Task goal: Locate every line that holds the string "grid" and copy it.

(Figure dataset records)
"""

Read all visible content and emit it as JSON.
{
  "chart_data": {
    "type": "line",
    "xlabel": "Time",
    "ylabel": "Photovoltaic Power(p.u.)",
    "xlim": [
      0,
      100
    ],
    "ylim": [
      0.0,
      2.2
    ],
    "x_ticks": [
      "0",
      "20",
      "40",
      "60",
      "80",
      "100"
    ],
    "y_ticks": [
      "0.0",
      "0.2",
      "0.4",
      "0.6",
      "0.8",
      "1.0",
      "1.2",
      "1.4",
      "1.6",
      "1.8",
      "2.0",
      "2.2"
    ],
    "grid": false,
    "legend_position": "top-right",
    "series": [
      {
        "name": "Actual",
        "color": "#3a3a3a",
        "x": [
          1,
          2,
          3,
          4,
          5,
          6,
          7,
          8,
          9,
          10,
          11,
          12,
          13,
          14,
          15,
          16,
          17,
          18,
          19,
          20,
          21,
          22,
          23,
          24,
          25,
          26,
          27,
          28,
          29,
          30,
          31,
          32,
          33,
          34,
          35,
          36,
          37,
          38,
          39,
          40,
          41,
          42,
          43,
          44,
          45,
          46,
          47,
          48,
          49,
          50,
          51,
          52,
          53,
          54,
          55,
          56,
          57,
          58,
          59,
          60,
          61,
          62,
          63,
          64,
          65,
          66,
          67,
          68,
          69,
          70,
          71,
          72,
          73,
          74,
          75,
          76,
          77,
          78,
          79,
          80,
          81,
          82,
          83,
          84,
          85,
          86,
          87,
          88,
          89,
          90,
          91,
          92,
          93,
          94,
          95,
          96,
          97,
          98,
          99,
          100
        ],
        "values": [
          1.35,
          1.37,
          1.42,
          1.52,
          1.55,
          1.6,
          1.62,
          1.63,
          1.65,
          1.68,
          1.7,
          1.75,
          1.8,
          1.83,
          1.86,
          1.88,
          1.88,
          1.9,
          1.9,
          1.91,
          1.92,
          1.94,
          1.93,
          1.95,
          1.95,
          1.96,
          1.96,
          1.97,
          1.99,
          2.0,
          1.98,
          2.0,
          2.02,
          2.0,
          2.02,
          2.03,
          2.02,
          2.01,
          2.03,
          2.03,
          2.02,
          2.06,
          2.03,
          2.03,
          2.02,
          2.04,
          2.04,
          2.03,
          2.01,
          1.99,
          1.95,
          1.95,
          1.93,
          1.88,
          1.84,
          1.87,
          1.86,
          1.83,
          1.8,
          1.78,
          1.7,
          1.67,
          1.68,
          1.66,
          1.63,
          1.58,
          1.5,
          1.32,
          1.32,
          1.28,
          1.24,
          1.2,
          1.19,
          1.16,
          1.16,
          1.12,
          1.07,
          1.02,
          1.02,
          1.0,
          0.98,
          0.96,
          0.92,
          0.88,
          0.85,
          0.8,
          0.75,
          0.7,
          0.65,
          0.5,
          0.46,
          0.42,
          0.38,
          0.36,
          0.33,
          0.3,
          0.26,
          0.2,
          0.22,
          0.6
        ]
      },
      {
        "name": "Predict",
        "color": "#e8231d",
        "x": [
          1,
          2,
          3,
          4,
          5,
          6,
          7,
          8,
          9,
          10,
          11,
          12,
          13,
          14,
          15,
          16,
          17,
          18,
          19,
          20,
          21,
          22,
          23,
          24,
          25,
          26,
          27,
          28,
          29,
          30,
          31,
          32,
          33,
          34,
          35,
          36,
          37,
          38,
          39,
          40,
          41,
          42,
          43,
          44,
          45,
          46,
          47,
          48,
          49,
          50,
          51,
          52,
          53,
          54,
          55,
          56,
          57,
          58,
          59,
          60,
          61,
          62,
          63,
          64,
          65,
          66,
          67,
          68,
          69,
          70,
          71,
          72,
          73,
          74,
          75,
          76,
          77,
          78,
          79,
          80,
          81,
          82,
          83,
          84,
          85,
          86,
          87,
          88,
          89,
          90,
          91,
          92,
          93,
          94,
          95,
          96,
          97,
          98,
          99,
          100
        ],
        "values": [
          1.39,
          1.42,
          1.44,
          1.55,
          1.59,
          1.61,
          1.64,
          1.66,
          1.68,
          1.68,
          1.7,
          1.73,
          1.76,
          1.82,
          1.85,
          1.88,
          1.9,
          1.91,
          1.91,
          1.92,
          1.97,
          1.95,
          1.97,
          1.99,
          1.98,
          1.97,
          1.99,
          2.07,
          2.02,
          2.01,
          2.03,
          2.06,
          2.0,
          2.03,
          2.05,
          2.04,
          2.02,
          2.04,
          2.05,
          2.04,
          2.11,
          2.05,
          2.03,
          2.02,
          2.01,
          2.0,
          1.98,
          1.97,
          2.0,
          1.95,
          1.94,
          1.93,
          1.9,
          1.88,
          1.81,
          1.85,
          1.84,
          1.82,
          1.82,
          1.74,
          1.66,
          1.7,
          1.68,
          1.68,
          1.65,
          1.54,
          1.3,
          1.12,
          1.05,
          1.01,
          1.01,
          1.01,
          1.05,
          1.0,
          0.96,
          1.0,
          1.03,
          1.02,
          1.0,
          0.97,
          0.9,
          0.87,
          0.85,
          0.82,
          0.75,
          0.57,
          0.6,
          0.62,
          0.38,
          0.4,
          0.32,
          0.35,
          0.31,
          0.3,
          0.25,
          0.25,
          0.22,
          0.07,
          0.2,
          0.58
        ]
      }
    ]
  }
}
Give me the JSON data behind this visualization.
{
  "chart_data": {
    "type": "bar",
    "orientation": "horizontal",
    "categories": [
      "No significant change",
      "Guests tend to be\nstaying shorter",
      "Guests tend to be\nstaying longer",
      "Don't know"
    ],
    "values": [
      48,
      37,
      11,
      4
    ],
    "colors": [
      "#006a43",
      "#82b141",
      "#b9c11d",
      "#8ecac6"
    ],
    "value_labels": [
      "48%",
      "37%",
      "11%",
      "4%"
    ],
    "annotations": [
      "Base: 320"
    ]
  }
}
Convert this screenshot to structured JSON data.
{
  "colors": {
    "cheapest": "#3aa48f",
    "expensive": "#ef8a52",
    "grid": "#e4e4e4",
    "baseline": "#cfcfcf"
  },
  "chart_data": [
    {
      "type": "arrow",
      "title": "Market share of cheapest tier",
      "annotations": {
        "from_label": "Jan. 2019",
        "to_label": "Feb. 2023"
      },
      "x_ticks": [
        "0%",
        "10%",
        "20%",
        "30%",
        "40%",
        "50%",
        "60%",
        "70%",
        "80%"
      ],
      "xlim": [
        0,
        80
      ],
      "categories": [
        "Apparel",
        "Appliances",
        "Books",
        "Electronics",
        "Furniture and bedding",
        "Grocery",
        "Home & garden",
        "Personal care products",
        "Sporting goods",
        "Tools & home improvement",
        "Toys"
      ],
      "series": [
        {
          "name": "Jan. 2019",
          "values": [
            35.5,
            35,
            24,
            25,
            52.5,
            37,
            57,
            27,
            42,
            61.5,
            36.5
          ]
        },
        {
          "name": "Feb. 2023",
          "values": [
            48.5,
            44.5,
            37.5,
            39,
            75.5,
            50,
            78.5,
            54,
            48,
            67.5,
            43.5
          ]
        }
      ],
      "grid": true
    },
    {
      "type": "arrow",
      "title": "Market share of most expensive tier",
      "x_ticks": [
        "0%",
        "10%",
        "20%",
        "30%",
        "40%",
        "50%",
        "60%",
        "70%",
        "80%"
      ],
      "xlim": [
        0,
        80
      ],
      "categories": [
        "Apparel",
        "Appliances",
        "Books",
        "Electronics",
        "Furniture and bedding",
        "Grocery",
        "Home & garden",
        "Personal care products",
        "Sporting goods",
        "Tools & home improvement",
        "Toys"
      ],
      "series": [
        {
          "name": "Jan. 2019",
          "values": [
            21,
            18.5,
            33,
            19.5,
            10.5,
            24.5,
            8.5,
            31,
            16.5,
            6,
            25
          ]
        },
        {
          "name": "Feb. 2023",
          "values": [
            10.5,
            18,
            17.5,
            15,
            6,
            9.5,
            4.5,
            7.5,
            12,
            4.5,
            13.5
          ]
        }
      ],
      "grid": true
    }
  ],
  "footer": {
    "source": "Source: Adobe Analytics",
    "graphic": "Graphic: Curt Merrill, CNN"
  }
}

"""

Reply:
    "grid": false,
    "grid": "#e4e4e4",
      "grid": true
      "grid": true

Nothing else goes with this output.